- EXCERPTED RECORDS:
__________________________________________________

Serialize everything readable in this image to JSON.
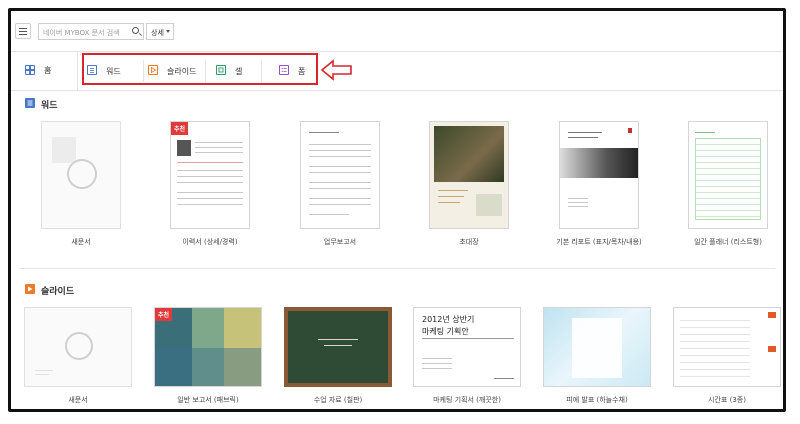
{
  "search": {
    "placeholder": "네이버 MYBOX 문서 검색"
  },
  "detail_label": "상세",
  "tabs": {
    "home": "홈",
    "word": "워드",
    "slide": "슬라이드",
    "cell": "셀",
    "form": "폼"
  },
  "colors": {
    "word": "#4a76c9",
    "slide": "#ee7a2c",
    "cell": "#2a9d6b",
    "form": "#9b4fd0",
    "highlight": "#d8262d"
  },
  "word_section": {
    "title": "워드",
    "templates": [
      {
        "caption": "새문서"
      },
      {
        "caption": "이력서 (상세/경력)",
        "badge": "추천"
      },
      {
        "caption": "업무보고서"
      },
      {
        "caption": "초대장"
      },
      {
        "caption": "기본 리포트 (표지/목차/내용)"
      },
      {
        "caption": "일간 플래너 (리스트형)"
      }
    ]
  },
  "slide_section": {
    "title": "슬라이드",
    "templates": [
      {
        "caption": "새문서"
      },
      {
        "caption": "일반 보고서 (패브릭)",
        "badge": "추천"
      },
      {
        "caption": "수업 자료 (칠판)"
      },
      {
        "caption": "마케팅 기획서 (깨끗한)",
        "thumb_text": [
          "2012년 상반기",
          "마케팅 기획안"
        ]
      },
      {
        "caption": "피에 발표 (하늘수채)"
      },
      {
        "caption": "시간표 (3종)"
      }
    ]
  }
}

__________________________________________________

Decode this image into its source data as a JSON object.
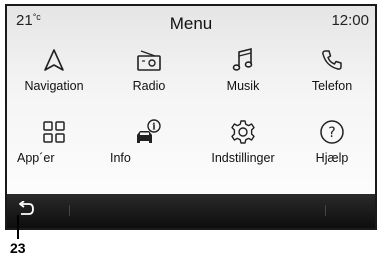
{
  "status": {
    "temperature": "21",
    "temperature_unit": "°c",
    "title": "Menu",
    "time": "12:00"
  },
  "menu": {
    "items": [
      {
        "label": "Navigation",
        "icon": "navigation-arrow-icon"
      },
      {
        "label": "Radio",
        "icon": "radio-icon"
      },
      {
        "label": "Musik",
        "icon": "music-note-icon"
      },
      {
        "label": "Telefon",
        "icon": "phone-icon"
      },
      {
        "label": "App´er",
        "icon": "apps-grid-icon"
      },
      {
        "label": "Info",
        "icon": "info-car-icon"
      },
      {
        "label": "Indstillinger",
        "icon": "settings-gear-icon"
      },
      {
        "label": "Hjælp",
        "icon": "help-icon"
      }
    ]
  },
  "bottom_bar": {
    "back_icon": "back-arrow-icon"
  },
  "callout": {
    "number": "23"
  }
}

__________________________________________________

- STATED EXERCISE:
Find all the lines containing "arrow" in the material, then copy them.

- THE RESPONSE:
        "icon": "navigation-arrow-icon"
    "back_icon": "back-arrow-icon"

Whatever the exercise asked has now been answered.